Exercise objective:
Format the lines below as a JSON list of strings, one string per line, omitting blank lines and any pictures.

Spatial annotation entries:
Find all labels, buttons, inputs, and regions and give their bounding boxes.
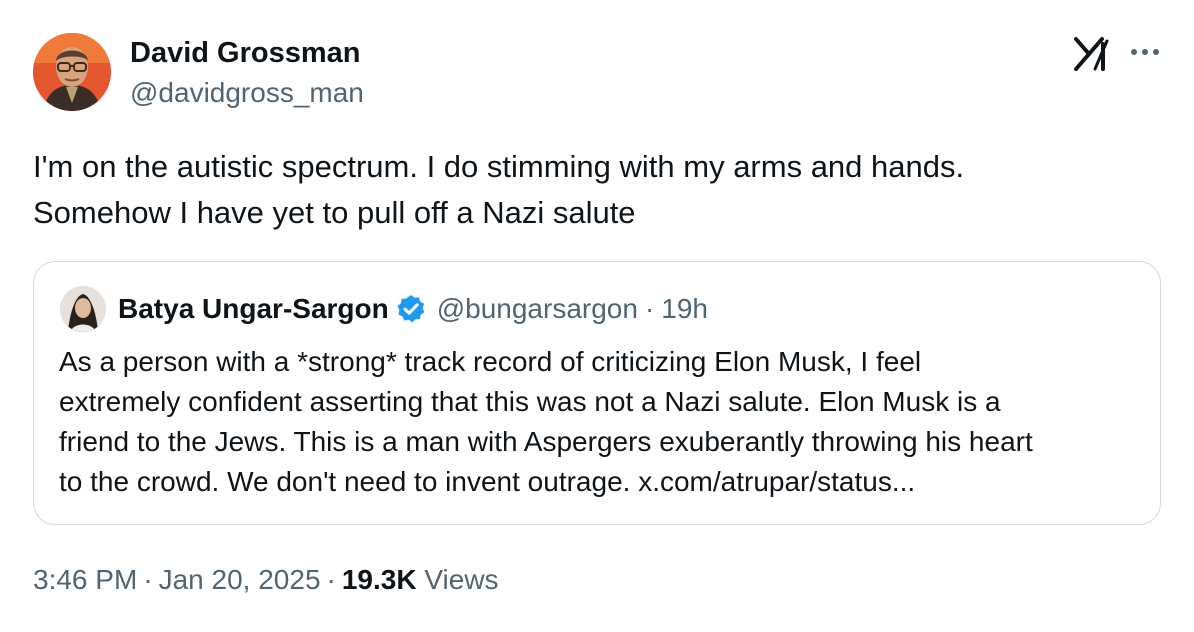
separator-dot: · — [326, 564, 336, 595]
profile-photo — [33, 33, 111, 111]
quoted-display-name[interactable]: Batya Ungar-Sargon — [118, 293, 389, 325]
tweet-text: I'm on the autistic spectrum. I do stimm… — [33, 144, 1153, 236]
tweet-date[interactable]: Jan 20, 2025 — [159, 564, 321, 595]
tweet-card: David Grossman @davidgross_man I'm on th… — [0, 0, 1194, 632]
separator-dot: · — [143, 564, 153, 595]
profile-photo — [60, 286, 106, 332]
quoted-tweet[interactable]: Batya Ungar-Sargon @bungarsargon · 19h A… — [33, 261, 1161, 525]
tweet-meta: 3:46 PM · Jan 20, 2025 · 19.3K Views — [33, 562, 499, 598]
x-logo-icon[interactable] — [1073, 36, 1113, 72]
author-display-name[interactable]: David Grossman — [130, 36, 360, 70]
views-count[interactable]: 19.3K — [342, 564, 417, 595]
quoted-header: Batya Ungar-Sargon @bungarsargon · 19h — [118, 292, 708, 326]
author-handle[interactable]: @davidgross_man — [130, 76, 364, 110]
quoted-text-line: extremely confident asserting that this … — [59, 386, 1001, 417]
quoted-text-line: friend to the Jews. This is a man with A… — [59, 426, 1033, 457]
quoted-text-line: to the crowd. We don't need to invent ou… — [59, 466, 916, 497]
views-label: Views — [424, 564, 499, 595]
verified-badge-icon — [397, 295, 425, 323]
author-avatar[interactable] — [33, 33, 111, 111]
tweet-text-line: I'm on the autistic spectrum. I do stimm… — [33, 149, 965, 184]
quoted-text: As a person with a *strong* track record… — [59, 342, 1149, 502]
separator-dot: · — [644, 293, 655, 324]
tweet-time[interactable]: 3:46 PM — [33, 564, 137, 595]
quoted-text-line: As a person with a *strong* track record… — [59, 346, 922, 377]
quoted-handle[interactable]: @bungarsargon — [437, 293, 638, 325]
quoted-timestamp[interactable]: 19h — [661, 293, 708, 325]
more-horizontal-icon[interactable] — [1127, 40, 1163, 64]
quoted-author-avatar[interactable] — [60, 286, 106, 332]
tweet-text-line: Somehow I have yet to pull off a Nazi sa… — [33, 195, 636, 230]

Completed exercise:
[
  "Find all labels, buttons, inputs, and regions and give their bounding boxes.",
  "separator-dot: · — [326, 564, 336, 595]",
  "profile-photo — [33, 33, 111, 111]",
  "quoted-display-name[interactable]: Batya Ungar-Sargon — [118, 293, 389, 325]",
  "tweet-text: I'm on the autistic spectrum. I do stimm… — [33, 144, 1153, 236]",
  "tweet-date[interactable]: Jan 20, 2025 — [159, 564, 321, 595]",
  "tweet-card: David Grossman @davidgross_man I'm on th… — [0, 0, 1194, 632]",
  "separator-dot: · — [143, 564, 153, 595]",
  "profile-photo — [60, 286, 106, 332]",
  "quoted-tweet[interactable]: Batya Ungar-Sargon @bungarsargon · 19h A… — [33, 261, 1161, 525]",
  "tweet-meta: 3:46 PM · Jan 20, 2025 · 19.3K Views — [33, 562, 499, 598]",
  "x-logo-icon[interactable] — [1073, 36, 1113, 72]",
  "author-display-name[interactable]: David Grossman — [130, 36, 360, 70]",
  "views-count[interactable]: 19.3K — [342, 564, 417, 595]",
  "quoted-header: Batya Ungar-Sargon @bungarsargon · 19h — [118, 292, 708, 326]",
  "author-handle[interactable]: @davidgross_man — [130, 76, 364, 110]",
  "quoted-text-line: extremely confident asserting that this … — [59, 386, 1001, 417]",
  "quoted-text-line: friend to the Jews. This is a man with A… — [59, 426, 1033, 457]",
  "quoted-text-line: to the crowd. We don't need to invent ou… — [59, 466, 916, 497]",
  "views-label: Views — [424, 564, 499, 595]",
  "verified-badge-icon — [397, 295, 425, 323]",
  "author-avatar[interactable] — [33, 33, 111, 111]",
  "tweet-text-line: I'm on the autistic spectrum. I do stimm… — [33, 149, 965, 184]",
  "quoted-text: As a person with a *strong* track record… — [59, 342, 1149, 502]",
  "separator-dot: · — [644, 293, 655, 324]",
  "tweet-time[interactable]: 3:46 PM — [33, 564, 137, 595]",
  "quoted-text-line: As a person with a *strong* track record… — [59, 346, 922, 377]",
  "quoted-handle[interactable]: @bungarsargon — [437, 293, 638, 325]",
  "quoted-timestamp[interactable]: 19h — [661, 293, 708, 325]",
  "more-horizontal-icon[interactable] — [1127, 40, 1163, 64]",
  "quoted-author-avatar[interactable] — [60, 286, 106, 332]",
  "tweet-text-line: Somehow I have yet to pull off a Nazi sa… — [33, 195, 636, 230]"
]